The records below are to be restated word for word, with their images omitted.

[DATA IN THIS EXERCISE Boundary: Start]

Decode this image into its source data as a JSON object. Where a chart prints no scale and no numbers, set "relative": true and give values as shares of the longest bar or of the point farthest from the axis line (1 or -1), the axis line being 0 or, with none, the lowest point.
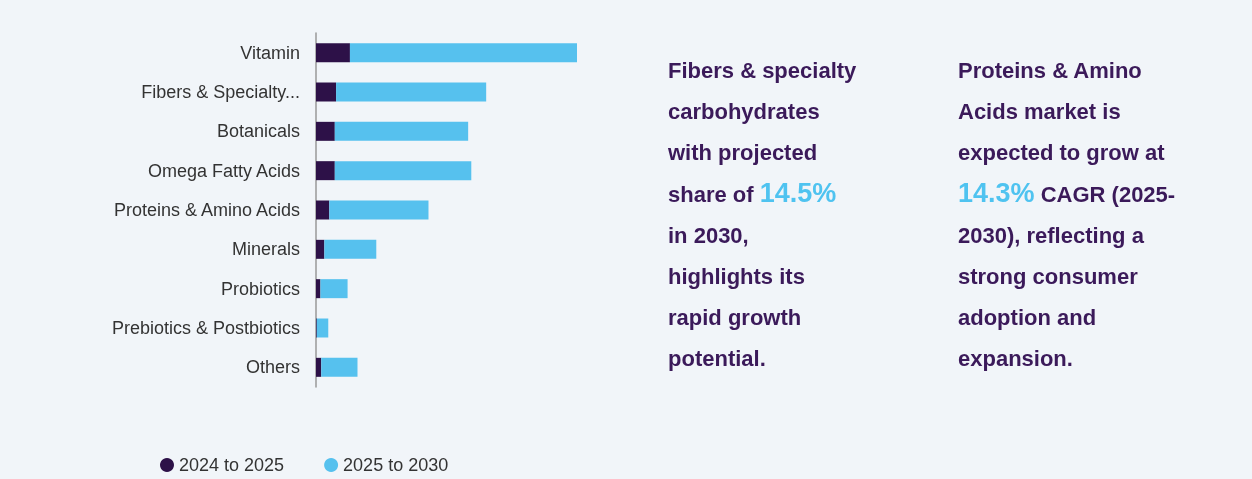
{
  "chart_data": [
    {
      "type": "bar",
      "orientation": "horizontal",
      "stacked": true,
      "relative": true,
      "categories": [
        "Vitamin",
        "Fibers & Specialty...",
        "Botanicals",
        "Omega Fatty Acids",
        "Proteins & Amino Acids",
        "Minerals",
        "Probiotics",
        "Prebiotics & Postbiotics",
        "Others"
      ],
      "series": [
        {
          "name": "2024 to 2025",
          "color": "#2d1148",
          "values": [
            0.13,
            0.077,
            0.072,
            0.072,
            0.051,
            0.032,
            0.017,
            0.003,
            0.02
          ]
        },
        {
          "name": "2025 to 2030",
          "color": "#56c1ee",
          "values": [
            0.87,
            0.575,
            0.511,
            0.523,
            0.38,
            0.199,
            0.104,
            0.044,
            0.139
          ]
        }
      ],
      "legend": "bottom left"
    },
    {
      "type": "other",
      "annotations": [
        "Fibers & specialty carbohydrates with projected share of",
        "14.5%",
        "in 2030, highlights its rapid growth potential."
      ]
    },
    {
      "type": "other",
      "annotations": [
        "Proteins & Amino Acids market is expected to grow at",
        "14.3%",
        "CAGR (2025-2030), reflecting a strong consumer adoption and expansion."
      ]
    }
  ]
}
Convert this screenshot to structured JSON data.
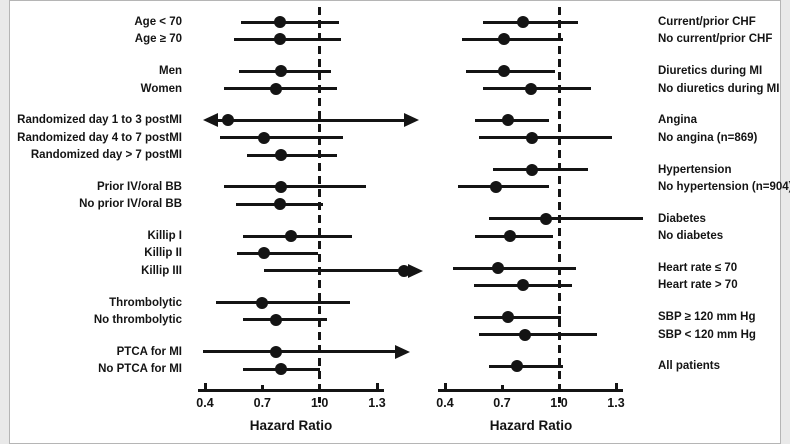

[DATA IN THIS EXERCISE Boundary: End]

### TASK RESULT
Decode this image into its source data as a JSON object. Where a chart prints no scale and no numbers, set "relative": true and give values as shares of the longest bar or of the point farthest from the axis line (1 or -1), the axis line being 0 or, with none, the lowest point.
{
  "chart_data": [
    {
      "type": "bar",
      "orientation": "horizontal",
      "stacked": true,
      "relative": true,
      "categories": [
        "Vitamin",
        "Fibers & Specialty...",
        "Botanicals",
        "Omega Fatty Acids",
        "Proteins & Amino Acids",
        "Minerals",
        "Probiotics",
        "Prebiotics & Postbiotics",
        "Others"
      ],
      "series": [
        {
          "name": "2024 to 2025",
          "color": "#2d1148",
          "values": [
            0.13,
            0.077,
            0.072,
            0.072,
            0.051,
            0.032,
            0.017,
            0.003,
            0.02
          ]
        },
        {
          "name": "2025 to 2030",
          "color": "#56c1ee",
          "values": [
            0.87,
            0.575,
            0.511,
            0.523,
            0.38,
            0.199,
            0.104,
            0.044,
            0.139
          ]
        }
      ],
      "legend": "bottom left"
    },
    {
      "type": "other",
      "annotations": [
        "Fibers & specialty carbohydrates with projected share of",
        "14.5%",
        "in 2030, highlights its rapid growth potential."
      ]
    },
    {
      "type": "other",
      "annotations": [
        "Proteins & Amino Acids market is expected to grow at",
        "14.3%",
        "CAGR (2025-2030), reflecting a strong consumer adoption and expansion."
      ]
    }
  ]
}
Convert this screenshot to structured JSON data.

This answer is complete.